## SHORT TASK
Reproduce the data exactly and drop any pictures it holds.

## INFORMATION SHOWN
"""

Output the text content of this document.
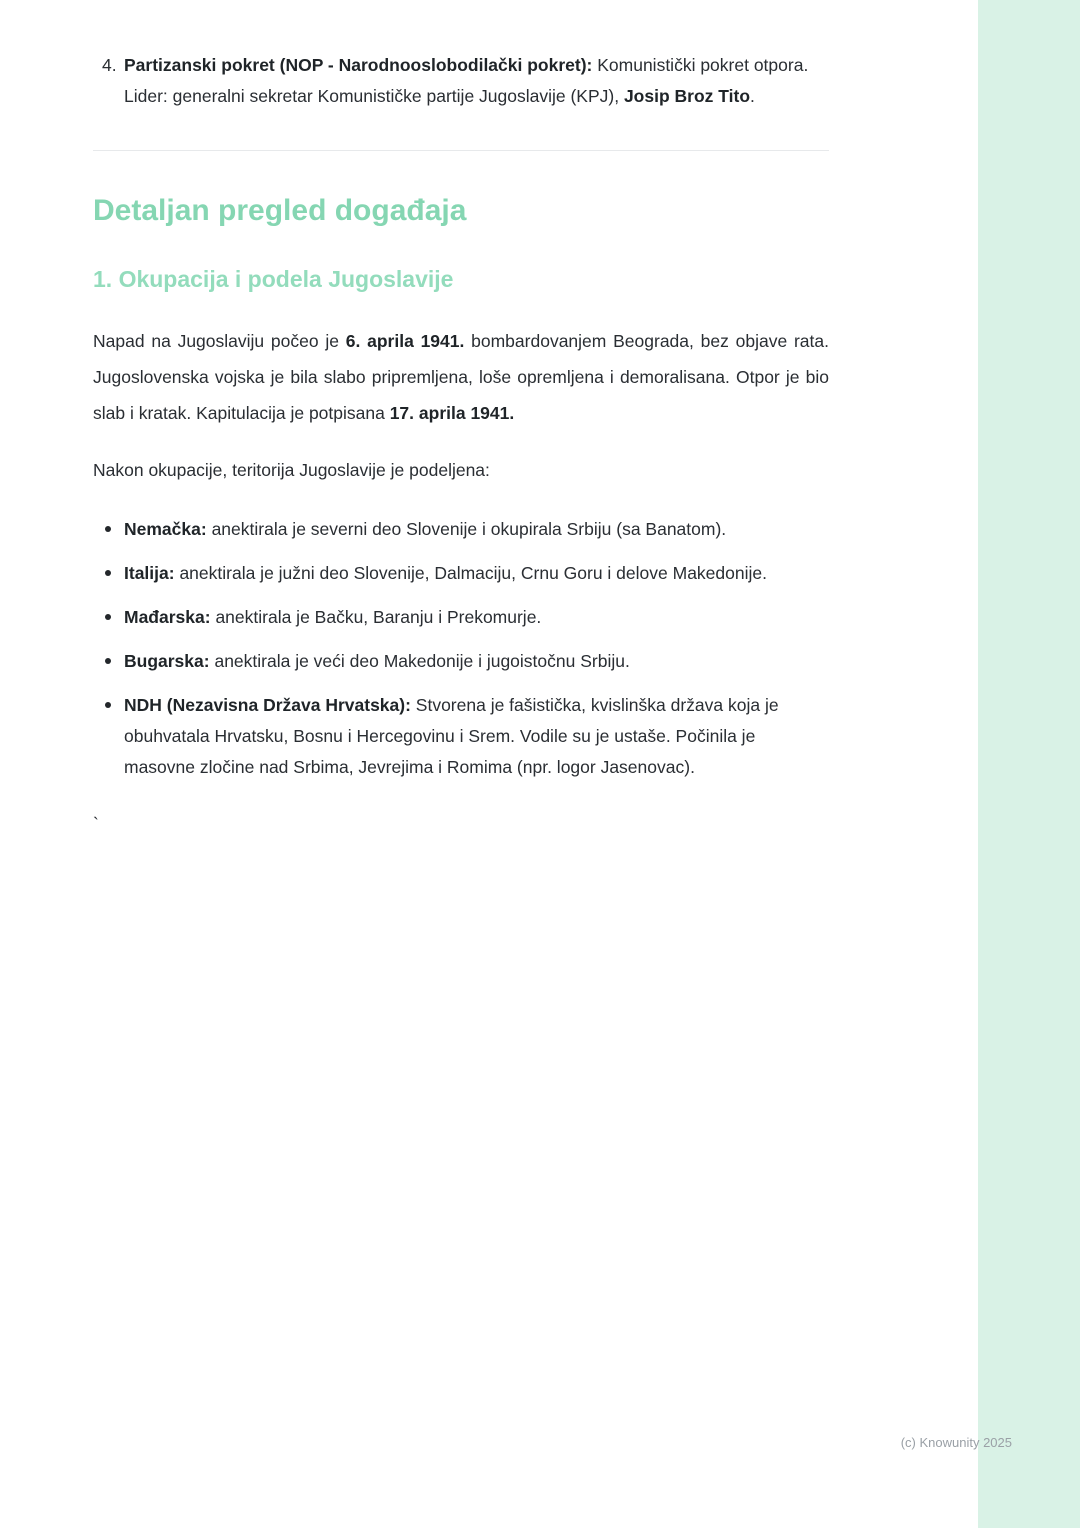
4. Partizanski pokret (NOP - Narodnooslobodilački pokret): Komunistički pokret otpora. Lider: generalni sekretar Komunističke partije Jugoslavije (KPJ), Josip Broz Tito.
Detaljan pregled događaja
1. Okupacija i podela Jugoslavije

Napad na Jugoslaviju počeo je 6. aprila 1941. bombardovanjem Beograda, bez objave rata. Jugoslovenska vojska je bila slabo pripremljena, loše opremljena i demoralisana. Otpor je bio slab i kratak. Kapitulacija je potpisana 17. aprila 1941.

Nakon okupacije, teritorija Jugoslavije je podeljena:

Nemačka: anektirala je severni deo Slovenije i okupirala Srbiju (sa Banatom).
Italija: anektirala je južni deo Slovenije, Dalmaciju, Crnu Goru i delove Makedonije.
Mađarska: anektirala je Bačku, Baranju i Prekomurje.
Bugarska: anektirala je veći deo Makedonije i jugoistočnu Srbiju.
NDH (Nezavisna Država Hrvatska): Stvorena je fašistička, kvislinška država koja je obuhvatala Hrvatsku, Bosnu i Hercegovinu i Srem. Vodile su je ustaše. Počinila je masovne zločine nad Srbima, Jevrejima i Romima (npr. logor Jasenovac).
`
(c) Knowunity 2025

"""

## FINAL ANSWER
Output the text content of this document.
4. Partizanski pokret (NOP - Narodnooslobodilački pokret): Komunistički pokret otpora. Lider: generalni sekretar Komunističke partije Jugoslavije (KPJ), Josip Broz Tito.
Detaljan pregled događaja
1. Okupacija i podela Jugoslavije

Napad na Jugoslaviju počeo je 6. aprila 1941. bombardovanjem Beograda, bez objave rata. Jugoslovenska vojska je bila slabo pripremljena, loše opremljena i demoralisana. Otpor je bio slab i kratak. Kapitulacija je potpisana 17. aprila 1941.

Nakon okupacije, teritorija Jugoslavije je podeljena:

Nemačka: anektirala je severni deo Slovenije i okupirala Srbiju (sa Banatom).
Italija: anektirala je južni deo Slovenije, Dalmaciju, Crnu Goru i delove Makedonije.
Mađarska: anektirala je Bačku, Baranju i Prekomurje.
Bugarska: anektirala je veći deo Makedonije i jugoistočnu Srbiju.
NDH (Nezavisna Država Hrvatska): Stvorena je fašistička, kvislinška država koja je obuhvatala Hrvatsku, Bosnu i Hercegovinu i Srem. Vodile su je ustaše. Počinila je masovne zločine nad Srbima, Jevrejima i Romima (npr. logor Jasenovac).
`
(c) Knowunity 2025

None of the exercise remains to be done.